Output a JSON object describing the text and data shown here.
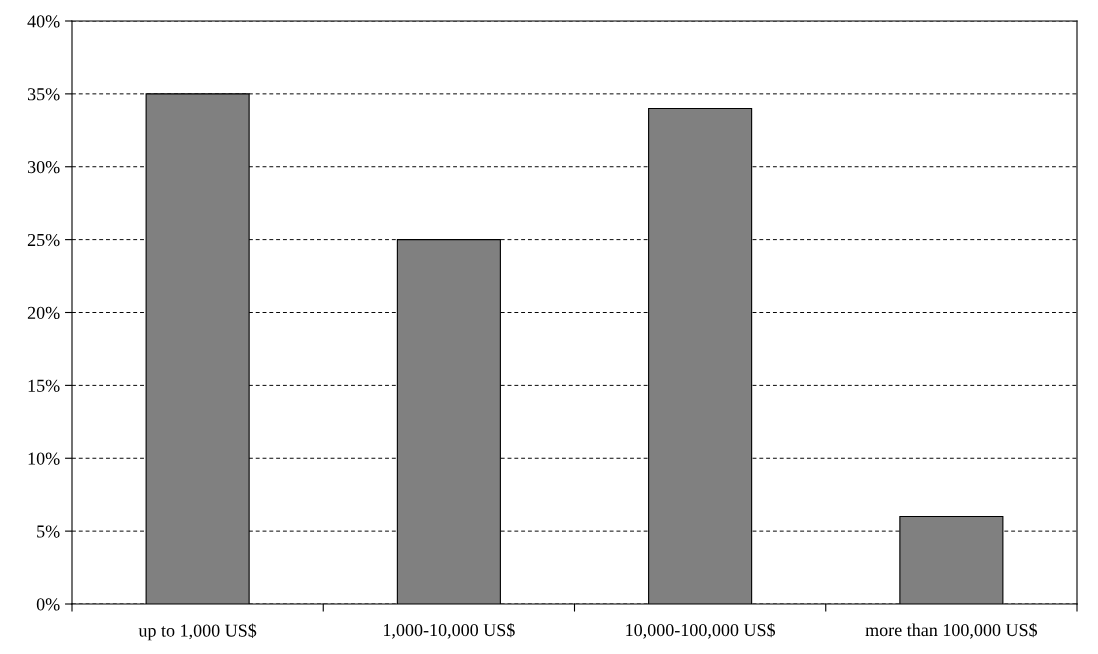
{
  "chart_data": {
    "type": "bar",
    "categories": [
      "up to 1,000 US$",
      "1,000-10,000 US$",
      "10,000-100,000 US$",
      "more than 100,000 US$"
    ],
    "values": [
      35,
      25,
      34,
      6
    ],
    "color": "#808080",
    "ylim": [
      0,
      40
    ],
    "yticks": [
      {
        "value": 0,
        "label": "0%"
      },
      {
        "value": 5,
        "label": "5%"
      },
      {
        "value": 10,
        "label": "10%"
      },
      {
        "value": 15,
        "label": "15%"
      },
      {
        "value": 20,
        "label": "20%"
      },
      {
        "value": 25,
        "label": "25%"
      },
      {
        "value": 30,
        "label": "30%"
      },
      {
        "value": 35,
        "label": "35%"
      },
      {
        "value": 40,
        "label": "40%"
      }
    ],
    "grid": "y",
    "legend": false
  }
}
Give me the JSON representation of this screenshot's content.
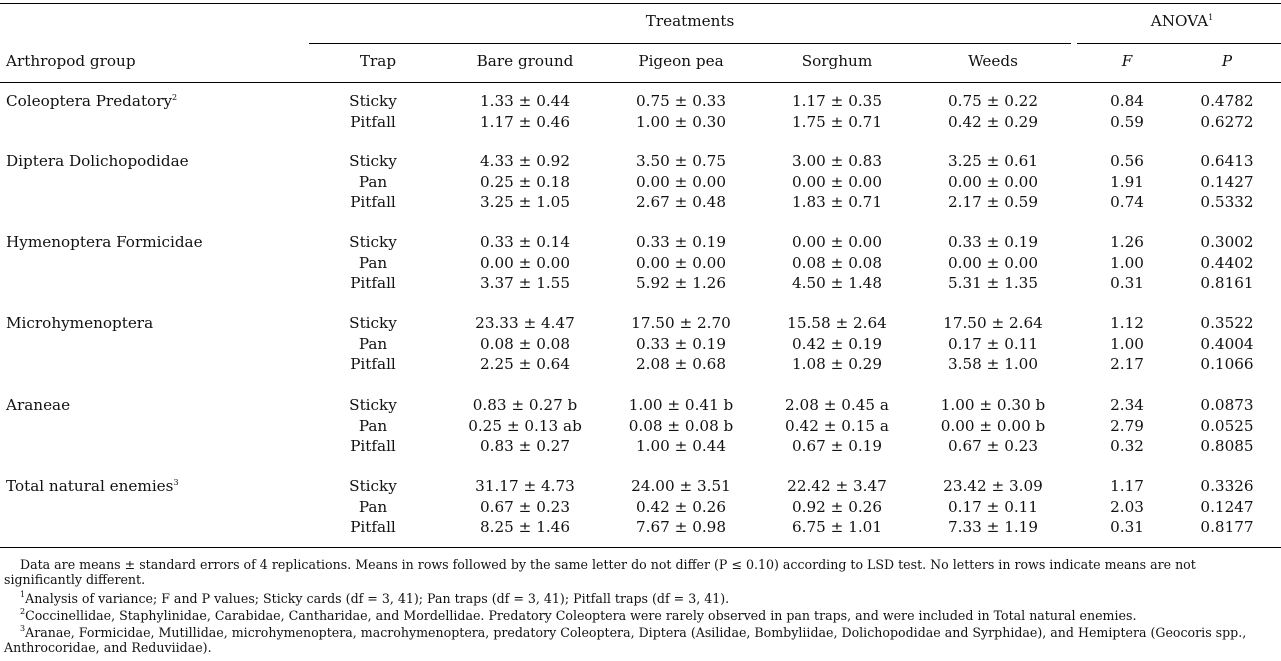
{
  "headers": {
    "treatments": "Treatments",
    "anova": "ANOVA",
    "anova_sup": "1",
    "arthropod_group": "Arthropod group",
    "trap": "Trap",
    "bare_ground": "Bare ground",
    "pigeon_pea": "Pigeon pea",
    "sorghum": "Sorghum",
    "weeds": "Weeds",
    "f": "F",
    "p": "P"
  },
  "groups": [
    {
      "name": "Coleoptera Predatory",
      "sup": "2",
      "rows": [
        {
          "trap": "Sticky",
          "bare": "1.33 ± 0.44",
          "pigeon": "0.75 ± 0.33",
          "sorghum": "1.17 ± 0.35",
          "weeds": "0.75 ± 0.22",
          "f": "0.84",
          "p": "0.4782"
        },
        {
          "trap": "Pitfall",
          "bare": "1.17 ± 0.46",
          "pigeon": "1.00 ± 0.30",
          "sorghum": "1.75 ± 0.71",
          "weeds": "0.42 ± 0.29",
          "f": "0.59",
          "p": "0.6272"
        }
      ]
    },
    {
      "name": "Diptera Dolichopodidae",
      "sup": "",
      "rows": [
        {
          "trap": "Sticky",
          "bare": "4.33 ± 0.92",
          "pigeon": "3.50 ± 0.75",
          "sorghum": "3.00 ± 0.83",
          "weeds": "3.25 ± 0.61",
          "f": "0.56",
          "p": "0.6413"
        },
        {
          "trap": "Pan",
          "bare": "0.25 ± 0.18",
          "pigeon": "0.00 ± 0.00",
          "sorghum": "0.00 ± 0.00",
          "weeds": "0.00 ± 0.00",
          "f": "1.91",
          "p": "0.1427"
        },
        {
          "trap": "Pitfall",
          "bare": "3.25 ± 1.05",
          "pigeon": "2.67 ± 0.48",
          "sorghum": "1.83 ± 0.71",
          "weeds": "2.17 ± 0.59",
          "f": "0.74",
          "p": "0.5332"
        }
      ]
    },
    {
      "name": "Hymenoptera Formicidae",
      "sup": "",
      "rows": [
        {
          "trap": "Sticky",
          "bare": "0.33 ± 0.14",
          "pigeon": "0.33 ± 0.19",
          "sorghum": "0.00 ± 0.00",
          "weeds": "0.33 ± 0.19",
          "f": "1.26",
          "p": "0.3002"
        },
        {
          "trap": "Pan",
          "bare": "0.00 ± 0.00",
          "pigeon": "0.00 ± 0.00",
          "sorghum": "0.08 ± 0.08",
          "weeds": "0.00 ± 0.00",
          "f": "1.00",
          "p": "0.4402"
        },
        {
          "trap": "Pitfall",
          "bare": "3.37 ± 1.55",
          "pigeon": "5.92 ± 1.26",
          "sorghum": "4.50 ± 1.48",
          "weeds": "5.31 ± 1.35",
          "f": "0.31",
          "p": "0.8161"
        }
      ]
    },
    {
      "name": "Microhymenoptera",
      "sup": "",
      "rows": [
        {
          "trap": "Sticky",
          "bare": "23.33 ± 4.47",
          "pigeon": "17.50 ± 2.70",
          "sorghum": "15.58 ± 2.64",
          "weeds": "17.50 ± 2.64",
          "f": "1.12",
          "p": "0.3522"
        },
        {
          "trap": "Pan",
          "bare": "0.08 ± 0.08",
          "pigeon": "0.33 ± 0.19",
          "sorghum": "0.42 ± 0.19",
          "weeds": "0.17 ± 0.11",
          "f": "1.00",
          "p": "0.4004"
        },
        {
          "trap": "Pitfall",
          "bare": "2.25 ± 0.64",
          "pigeon": "2.08 ± 0.68",
          "sorghum": "1.08 ± 0.29",
          "weeds": "3.58 ± 1.00",
          "f": "2.17",
          "p": "0.1066"
        }
      ]
    },
    {
      "name": "Araneae",
      "sup": "",
      "rows": [
        {
          "trap": "Sticky",
          "bare": "0.83 ± 0.27 b",
          "pigeon": "1.00 ± 0.41 b",
          "sorghum": "2.08 ± 0.45 a",
          "weeds": "1.00 ± 0.30 b",
          "f": "2.34",
          "p": "0.0873"
        },
        {
          "trap": "Pan",
          "bare": "0.25 ± 0.13 ab",
          "pigeon": "0.08 ± 0.08 b",
          "sorghum": "0.42 ± 0.15 a",
          "weeds": "0.00 ± 0.00 b",
          "f": "2.79",
          "p": "0.0525"
        },
        {
          "trap": "Pitfall",
          "bare": "0.83 ± 0.27",
          "pigeon": "1.00 ± 0.44",
          "sorghum": "0.67 ± 0.19",
          "weeds": "0.67 ± 0.23",
          "f": "0.32",
          "p": "0.8085"
        }
      ]
    },
    {
      "name": "Total natural enemies",
      "sup": "3",
      "rows": [
        {
          "trap": "Sticky",
          "bare": "31.17 ± 4.73",
          "pigeon": "24.00 ± 3.51",
          "sorghum": "22.42 ± 3.47",
          "weeds": "23.42 ± 3.09",
          "f": "1.17",
          "p": "0.3326"
        },
        {
          "trap": "Pan",
          "bare": "0.67 ± 0.23",
          "pigeon": "0.42 ± 0.26",
          "sorghum": "0.92 ± 0.26",
          "weeds": "0.17 ± 0.11",
          "f": "2.03",
          "p": "0.1247"
        },
        {
          "trap": "Pitfall",
          "bare": "8.25 ± 1.46",
          "pigeon": "7.67 ± 0.98",
          "sorghum": "6.75 ± 1.01",
          "weeds": "7.33 ± 1.19",
          "f": "0.31",
          "p": "0.8177"
        }
      ]
    }
  ],
  "footnotes": {
    "main": "Data are means ± standard errors of 4 replications. Means in rows followed by the same letter do not differ (P ≤ 0.10) according to LSD test. No letters in rows indicate means are not significantly different.",
    "fn1": "Analysis of variance; F and P values; Sticky cards (df = 3, 41); Pan traps (df = 3, 41); Pitfall traps (df = 3, 41).",
    "fn2": "Coccinellidae, Staphylinidae, Carabidae, Cantharidae, and Mordellidae. Predatory Coleoptera were rarely observed in pan traps, and were included in Total natural enemies.",
    "fn3": "Aranae, Formicidae, Mutillidae, microhymenoptera, macrohymenoptera, predatory Coleoptera, Diptera (Asilidae, Bombyliidae, Dolichopodidae and Syrphidae), and Hemiptera (Geocoris spp., Anthrocoridae, and Reduviidae).",
    "sup1": "1",
    "sup2": "2",
    "sup3": "3"
  }
}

- - - - - - -

[Description of the task]: Copy every entry exactly as written. Pictures are excluded.

[Task output]:
Output a JSON object describing the text and data shown here.
{
  "chart_data": {
    "type": "bar",
    "categories": [
      "up to 1,000 US$",
      "1,000-10,000 US$",
      "10,000-100,000 US$",
      "more than 100,000 US$"
    ],
    "values": [
      35,
      25,
      34,
      6
    ],
    "color": "#808080",
    "ylim": [
      0,
      40
    ],
    "yticks": [
      {
        "value": 0,
        "label": "0%"
      },
      {
        "value": 5,
        "label": "5%"
      },
      {
        "value": 10,
        "label": "10%"
      },
      {
        "value": 15,
        "label": "15%"
      },
      {
        "value": 20,
        "label": "20%"
      },
      {
        "value": 25,
        "label": "25%"
      },
      {
        "value": 30,
        "label": "30%"
      },
      {
        "value": 35,
        "label": "35%"
      },
      {
        "value": 40,
        "label": "40%"
      }
    ],
    "grid": "y",
    "legend": false
  }
}
Give me the JSON representation of this screenshot's content.
{
  "headers": {
    "treatments": "Treatments",
    "anova": "ANOVA",
    "anova_sup": "1",
    "arthropod_group": "Arthropod group",
    "trap": "Trap",
    "bare_ground": "Bare ground",
    "pigeon_pea": "Pigeon pea",
    "sorghum": "Sorghum",
    "weeds": "Weeds",
    "f": "F",
    "p": "P"
  },
  "groups": [
    {
      "name": "Coleoptera Predatory",
      "sup": "2",
      "rows": [
        {
          "trap": "Sticky",
          "bare": "1.33 ± 0.44",
          "pigeon": "0.75 ± 0.33",
          "sorghum": "1.17 ± 0.35",
          "weeds": "0.75 ± 0.22",
          "f": "0.84",
          "p": "0.4782"
        },
        {
          "trap": "Pitfall",
          "bare": "1.17 ± 0.46",
          "pigeon": "1.00 ± 0.30",
          "sorghum": "1.75 ± 0.71",
          "weeds": "0.42 ± 0.29",
          "f": "0.59",
          "p": "0.6272"
        }
      ]
    },
    {
      "name": "Diptera Dolichopodidae",
      "sup": "",
      "rows": [
        {
          "trap": "Sticky",
          "bare": "4.33 ± 0.92",
          "pigeon": "3.50 ± 0.75",
          "sorghum": "3.00 ± 0.83",
          "weeds": "3.25 ± 0.61",
          "f": "0.56",
          "p": "0.6413"
        },
        {
          "trap": "Pan",
          "bare": "0.25 ± 0.18",
          "pigeon": "0.00 ± 0.00",
          "sorghum": "0.00 ± 0.00",
          "weeds": "0.00 ± 0.00",
          "f": "1.91",
          "p": "0.1427"
        },
        {
          "trap": "Pitfall",
          "bare": "3.25 ± 1.05",
          "pigeon": "2.67 ± 0.48",
          "sorghum": "1.83 ± 0.71",
          "weeds": "2.17 ± 0.59",
          "f": "0.74",
          "p": "0.5332"
        }
      ]
    },
    {
      "name": "Hymenoptera Formicidae",
      "sup": "",
      "rows": [
        {
          "trap": "Sticky",
          "bare": "0.33 ± 0.14",
          "pigeon": "0.33 ± 0.19",
          "sorghum": "0.00 ± 0.00",
          "weeds": "0.33 ± 0.19",
          "f": "1.26",
          "p": "0.3002"
        },
        {
          "trap": "Pan",
          "bare": "0.00 ± 0.00",
          "pigeon": "0.00 ± 0.00",
          "sorghum": "0.08 ± 0.08",
          "weeds": "0.00 ± 0.00",
          "f": "1.00",
          "p": "0.4402"
        },
        {
          "trap": "Pitfall",
          "bare": "3.37 ± 1.55",
          "pigeon": "5.92 ± 1.26",
          "sorghum": "4.50 ± 1.48",
          "weeds": "5.31 ± 1.35",
          "f": "0.31",
          "p": "0.8161"
        }
      ]
    },
    {
      "name": "Microhymenoptera",
      "sup": "",
      "rows": [
        {
          "trap": "Sticky",
          "bare": "23.33 ± 4.47",
          "pigeon": "17.50 ± 2.70",
          "sorghum": "15.58 ± 2.64",
          "weeds": "17.50 ± 2.64",
          "f": "1.12",
          "p": "0.3522"
        },
        {
          "trap": "Pan",
          "bare": "0.08 ± 0.08",
          "pigeon": "0.33 ± 0.19",
          "sorghum": "0.42 ± 0.19",
          "weeds": "0.17 ± 0.11",
          "f": "1.00",
          "p": "0.4004"
        },
        {
          "trap": "Pitfall",
          "bare": "2.25 ± 0.64",
          "pigeon": "2.08 ± 0.68",
          "sorghum": "1.08 ± 0.29",
          "weeds": "3.58 ± 1.00",
          "f": "2.17",
          "p": "0.1066"
        }
      ]
    },
    {
      "name": "Araneae",
      "sup": "",
      "rows": [
        {
          "trap": "Sticky",
          "bare": "0.83 ± 0.27 b",
          "pigeon": "1.00 ± 0.41 b",
          "sorghum": "2.08 ± 0.45 a",
          "weeds": "1.00 ± 0.30 b",
          "f": "2.34",
          "p": "0.0873"
        },
        {
          "trap": "Pan",
          "bare": "0.25 ± 0.13 ab",
          "pigeon": "0.08 ± 0.08 b",
          "sorghum": "0.42 ± 0.15 a",
          "weeds": "0.00 ± 0.00 b",
          "f": "2.79",
          "p": "0.0525"
        },
        {
          "trap": "Pitfall",
          "bare": "0.83 ± 0.27",
          "pigeon": "1.00 ± 0.44",
          "sorghum": "0.67 ± 0.19",
          "weeds": "0.67 ± 0.23",
          "f": "0.32",
          "p": "0.8085"
        }
      ]
    },
    {
      "name": "Total natural enemies",
      "sup": "3",
      "rows": [
        {
          "trap": "Sticky",
          "bare": "31.17 ± 4.73",
          "pigeon": "24.00 ± 3.51",
          "sorghum": "22.42 ± 3.47",
          "weeds": "23.42 ± 3.09",
          "f": "1.17",
          "p": "0.3326"
        },
        {
          "trap": "Pan",
          "bare": "0.67 ± 0.23",
          "pigeon": "0.42 ± 0.26",
          "sorghum": "0.92 ± 0.26",
          "weeds": "0.17 ± 0.11",
          "f": "2.03",
          "p": "0.1247"
        },
        {
          "trap": "Pitfall",
          "bare": "8.25 ± 1.46",
          "pigeon": "7.67 ± 0.98",
          "sorghum": "6.75 ± 1.01",
          "weeds": "7.33 ± 1.19",
          "f": "0.31",
          "p": "0.8177"
        }
      ]
    }
  ],
  "footnotes": {
    "main": "Data are means ± standard errors of 4 replications. Means in rows followed by the same letter do not differ (P ≤ 0.10) according to LSD test. No letters in rows indicate means are not significantly different.",
    "fn1": "Analysis of variance; F and P values; Sticky cards (df = 3, 41); Pan traps (df = 3, 41); Pitfall traps (df = 3, 41).",
    "fn2": "Coccinellidae, Staphylinidae, Carabidae, Cantharidae, and Mordellidae. Predatory Coleoptera were rarely observed in pan traps, and were included in Total natural enemies.",
    "fn3": "Aranae, Formicidae, Mutillidae, microhymenoptera, macrohymenoptera, predatory Coleoptera, Diptera (Asilidae, Bombyliidae, Dolichopodidae and Syrphidae), and Hemiptera (Geocoris spp., Anthrocoridae, and Reduviidae).",
    "sup1": "1",
    "sup2": "2",
    "sup3": "3"
  }
}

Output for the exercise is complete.